> [INPUT FOR THIS TASK]
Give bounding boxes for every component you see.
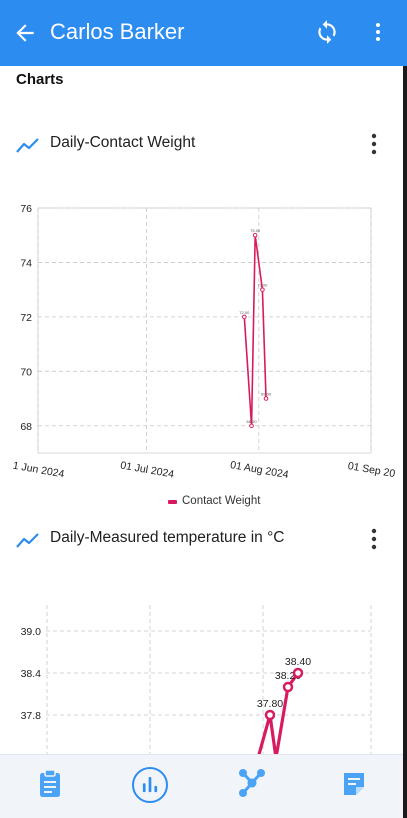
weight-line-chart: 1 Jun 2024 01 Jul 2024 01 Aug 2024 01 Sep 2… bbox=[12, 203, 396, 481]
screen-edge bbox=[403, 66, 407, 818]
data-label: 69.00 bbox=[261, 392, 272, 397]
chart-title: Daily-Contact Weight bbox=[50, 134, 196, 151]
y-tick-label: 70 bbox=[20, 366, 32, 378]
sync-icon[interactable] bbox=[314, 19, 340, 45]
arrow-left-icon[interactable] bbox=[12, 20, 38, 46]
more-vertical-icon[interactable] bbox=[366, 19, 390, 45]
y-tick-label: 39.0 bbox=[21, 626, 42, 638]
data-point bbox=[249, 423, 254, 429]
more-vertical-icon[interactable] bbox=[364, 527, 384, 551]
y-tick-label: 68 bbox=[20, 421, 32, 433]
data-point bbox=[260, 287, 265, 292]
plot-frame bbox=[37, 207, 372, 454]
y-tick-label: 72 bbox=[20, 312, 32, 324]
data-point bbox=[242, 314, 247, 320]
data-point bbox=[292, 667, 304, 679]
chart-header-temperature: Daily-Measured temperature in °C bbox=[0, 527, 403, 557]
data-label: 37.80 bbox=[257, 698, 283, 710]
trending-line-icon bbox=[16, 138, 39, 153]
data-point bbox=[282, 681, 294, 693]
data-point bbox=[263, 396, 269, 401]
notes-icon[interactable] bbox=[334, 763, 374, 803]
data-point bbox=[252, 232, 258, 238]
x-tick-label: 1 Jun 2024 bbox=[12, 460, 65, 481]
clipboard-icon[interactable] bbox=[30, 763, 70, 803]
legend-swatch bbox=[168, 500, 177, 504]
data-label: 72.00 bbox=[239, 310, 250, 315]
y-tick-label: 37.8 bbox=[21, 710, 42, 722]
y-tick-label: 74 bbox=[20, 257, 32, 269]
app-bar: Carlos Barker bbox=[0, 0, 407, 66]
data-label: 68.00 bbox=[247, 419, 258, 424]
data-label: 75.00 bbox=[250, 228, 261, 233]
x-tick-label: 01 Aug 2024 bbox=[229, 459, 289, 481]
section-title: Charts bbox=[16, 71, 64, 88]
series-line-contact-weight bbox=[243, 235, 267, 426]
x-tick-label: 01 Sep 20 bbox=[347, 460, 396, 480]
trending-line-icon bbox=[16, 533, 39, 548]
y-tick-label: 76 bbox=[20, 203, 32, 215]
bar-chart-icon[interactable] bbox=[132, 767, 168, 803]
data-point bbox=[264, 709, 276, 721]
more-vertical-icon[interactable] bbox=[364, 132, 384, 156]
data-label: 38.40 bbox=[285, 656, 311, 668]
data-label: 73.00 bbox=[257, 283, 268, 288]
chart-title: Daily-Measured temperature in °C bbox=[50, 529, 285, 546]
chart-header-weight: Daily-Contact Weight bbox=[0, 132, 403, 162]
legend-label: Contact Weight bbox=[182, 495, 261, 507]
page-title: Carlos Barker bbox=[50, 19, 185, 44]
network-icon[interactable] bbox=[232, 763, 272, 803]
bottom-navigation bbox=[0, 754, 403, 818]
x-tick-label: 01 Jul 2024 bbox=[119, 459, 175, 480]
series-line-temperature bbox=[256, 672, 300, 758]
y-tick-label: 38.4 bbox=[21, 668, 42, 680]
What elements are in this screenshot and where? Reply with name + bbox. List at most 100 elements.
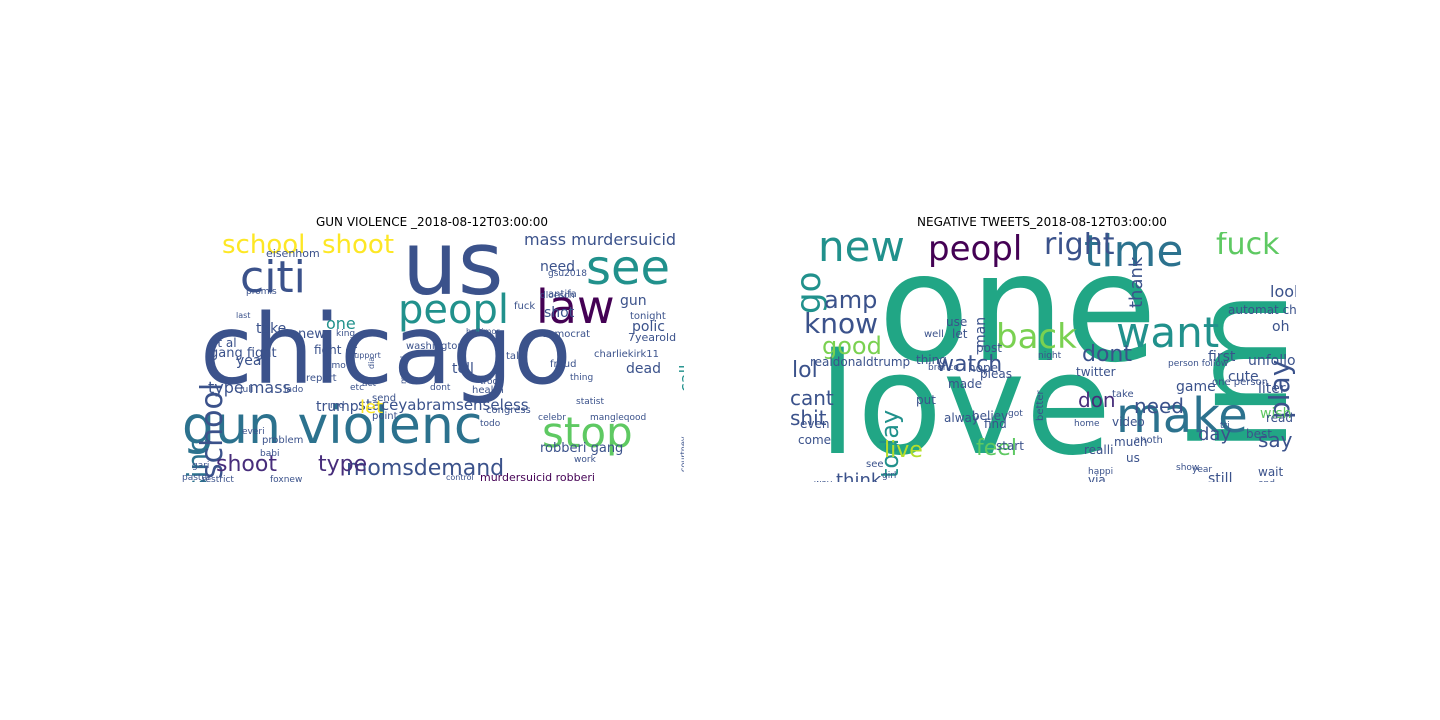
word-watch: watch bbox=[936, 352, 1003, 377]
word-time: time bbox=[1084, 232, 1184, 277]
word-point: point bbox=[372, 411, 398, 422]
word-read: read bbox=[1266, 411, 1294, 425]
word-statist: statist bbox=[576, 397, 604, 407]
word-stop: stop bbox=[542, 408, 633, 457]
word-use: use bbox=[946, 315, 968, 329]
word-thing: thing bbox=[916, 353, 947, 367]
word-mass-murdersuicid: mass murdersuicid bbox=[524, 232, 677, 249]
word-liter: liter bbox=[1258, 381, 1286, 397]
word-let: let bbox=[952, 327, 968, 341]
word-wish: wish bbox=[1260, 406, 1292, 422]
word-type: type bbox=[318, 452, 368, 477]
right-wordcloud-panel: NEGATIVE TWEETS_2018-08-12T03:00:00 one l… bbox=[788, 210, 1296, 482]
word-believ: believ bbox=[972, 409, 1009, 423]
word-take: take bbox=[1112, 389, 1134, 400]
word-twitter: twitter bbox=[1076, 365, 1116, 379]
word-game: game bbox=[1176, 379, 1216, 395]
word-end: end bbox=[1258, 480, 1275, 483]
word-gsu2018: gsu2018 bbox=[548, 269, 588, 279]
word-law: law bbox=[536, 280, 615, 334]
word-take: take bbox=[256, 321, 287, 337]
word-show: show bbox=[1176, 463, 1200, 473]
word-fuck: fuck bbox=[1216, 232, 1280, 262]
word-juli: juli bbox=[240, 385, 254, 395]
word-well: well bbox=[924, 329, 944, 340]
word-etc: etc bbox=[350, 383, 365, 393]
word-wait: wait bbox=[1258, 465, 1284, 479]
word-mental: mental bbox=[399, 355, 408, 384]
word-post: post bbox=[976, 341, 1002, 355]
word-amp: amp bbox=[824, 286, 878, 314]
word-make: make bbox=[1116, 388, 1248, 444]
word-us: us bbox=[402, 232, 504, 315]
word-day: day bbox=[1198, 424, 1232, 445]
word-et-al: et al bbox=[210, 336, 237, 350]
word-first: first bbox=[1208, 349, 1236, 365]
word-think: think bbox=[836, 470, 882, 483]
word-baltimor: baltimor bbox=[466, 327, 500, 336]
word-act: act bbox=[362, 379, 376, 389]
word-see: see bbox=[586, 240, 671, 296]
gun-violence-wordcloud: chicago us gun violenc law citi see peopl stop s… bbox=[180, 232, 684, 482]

> [TASK DESCRIPTION]
Print every line of the data above word for word, omitting the pictures.

> [ANSWER TO THIS PROBLEM]
Give bounding boxes for every component you see.
weight-line-chart: 1 Jun 2024 01 Jul 2024 01 Aug 2024 01 Sep 2… bbox=[12, 203, 396, 481]
screen-edge bbox=[403, 66, 407, 818]
data-label: 69.00 bbox=[261, 392, 272, 397]
chart-title: Daily-Contact Weight bbox=[50, 134, 196, 151]
y-tick-label: 70 bbox=[20, 366, 32, 378]
sync-icon[interactable] bbox=[314, 19, 340, 45]
arrow-left-icon[interactable] bbox=[12, 20, 38, 46]
more-vertical-icon[interactable] bbox=[366, 19, 390, 45]
y-tick-label: 39.0 bbox=[21, 626, 42, 638]
data-point bbox=[249, 423, 254, 429]
more-vertical-icon[interactable] bbox=[364, 527, 384, 551]
y-tick-label: 68 bbox=[20, 421, 32, 433]
data-point bbox=[260, 287, 265, 292]
plot-frame bbox=[37, 207, 372, 454]
y-tick-label: 72 bbox=[20, 312, 32, 324]
data-point bbox=[242, 314, 247, 320]
data-point bbox=[292, 667, 304, 679]
chart-header-temperature: Daily-Measured temperature in °C bbox=[0, 527, 403, 557]
data-label: 37.80 bbox=[257, 698, 283, 710]
trending-line-icon bbox=[16, 138, 39, 153]
data-point bbox=[282, 681, 294, 693]
data-point bbox=[263, 396, 269, 401]
notes-icon[interactable] bbox=[334, 763, 374, 803]
data-point bbox=[252, 232, 258, 238]
x-tick-label: 1 Jun 2024 bbox=[12, 460, 65, 481]
clipboard-icon[interactable] bbox=[30, 763, 70, 803]
legend-swatch bbox=[168, 500, 177, 504]
data-label: 72.00 bbox=[239, 310, 250, 315]
y-tick-label: 37.8 bbox=[21, 710, 42, 722]
y-tick-label: 74 bbox=[20, 257, 32, 269]
app-bar: Carlos Barker bbox=[0, 0, 407, 66]
data-label: 68.00 bbox=[247, 419, 258, 424]
data-label: 75.00 bbox=[250, 228, 261, 233]
x-tick-label: 01 Aug 2024 bbox=[229, 459, 289, 481]
section-title: Charts bbox=[16, 71, 64, 88]
series-line-contact-weight bbox=[243, 235, 267, 426]
x-tick-label: 01 Sep 20 bbox=[347, 460, 396, 480]
trending-line-icon bbox=[16, 533, 39, 548]
y-tick-label: 76 bbox=[20, 203, 32, 215]
bar-chart-icon[interactable] bbox=[132, 767, 168, 803]
data-point bbox=[264, 709, 276, 721]
more-vertical-icon[interactable] bbox=[364, 132, 384, 156]
data-label: 38.40 bbox=[285, 656, 311, 668]
data-label: 73.00 bbox=[257, 283, 268, 288]
chart-title: Daily-Measured temperature in °C bbox=[50, 529, 285, 546]
chart-header-weight: Daily-Contact Weight bbox=[0, 132, 403, 162]
legend-label: Contact Weight bbox=[182, 495, 261, 507]
page-title: Carlos Barker bbox=[50, 19, 185, 44]
network-icon[interactable] bbox=[232, 763, 272, 803]
bottom-navigation bbox=[0, 754, 403, 818]
x-tick-label: 01 Jul 2024 bbox=[119, 459, 175, 480]
series-line-temperature bbox=[256, 672, 300, 758]
y-tick-label: 38.4 bbox=[21, 668, 42, 680]
What elements are in this screenshot and where? Reply with name + bbox. List at most 100 elements.
word-watch: watch bbox=[936, 352, 1003, 377]
word-time: time bbox=[1084, 232, 1184, 277]
word-point: point bbox=[372, 411, 398, 422]
word-read: read bbox=[1266, 411, 1294, 425]
word-statist: statist bbox=[576, 397, 604, 407]
word-stop: stop bbox=[542, 408, 633, 457]
word-use: use bbox=[946, 315, 968, 329]
word-thing: thing bbox=[916, 353, 947, 367]
word-mass-murdersuicid: mass murdersuicid bbox=[524, 232, 677, 249]
word-liter: liter bbox=[1258, 381, 1286, 397]
word-let: let bbox=[952, 327, 968, 341]
word-wish: wish bbox=[1260, 406, 1292, 422]
word-type: type bbox=[318, 452, 368, 477]
right-wordcloud-panel: NEGATIVE TWEETS_2018-08-12T03:00:00 one l… bbox=[788, 210, 1296, 482]
word-believ: believ bbox=[972, 409, 1009, 423]
word-take: take bbox=[1112, 389, 1134, 400]
word-twitter: twitter bbox=[1076, 365, 1116, 379]
word-game: game bbox=[1176, 379, 1216, 395]
word-end: end bbox=[1258, 480, 1275, 483]
word-gsu2018: gsu2018 bbox=[548, 269, 588, 279]
word-law: law bbox=[536, 280, 615, 334]
word-take: take bbox=[256, 321, 287, 337]
word-show: show bbox=[1176, 463, 1200, 473]
word-fuck: fuck bbox=[1216, 232, 1280, 262]
word-juli: juli bbox=[240, 385, 254, 395]
word-well: well bbox=[924, 329, 944, 340]
word-etc: etc bbox=[350, 383, 365, 393]
word-wait: wait bbox=[1258, 465, 1284, 479]
word-mental: mental bbox=[399, 355, 408, 384]
word-post: post bbox=[976, 341, 1002, 355]
word-amp: amp bbox=[824, 286, 878, 314]
word-make: make bbox=[1116, 388, 1248, 444]
word-us: us bbox=[402, 232, 504, 315]
word-day: day bbox=[1198, 424, 1232, 445]
word-et-al: et al bbox=[210, 336, 237, 350]
word-first: first bbox=[1208, 349, 1236, 365]
word-think: think bbox=[836, 470, 882, 483]
word-baltimor: baltimor bbox=[466, 327, 500, 336]
word-act: act bbox=[362, 379, 376, 389]
word-see: see bbox=[586, 240, 671, 296]
gun-violence-wordcloud: chicago us gun violenc law citi see peopl stop s… bbox=[180, 232, 684, 482]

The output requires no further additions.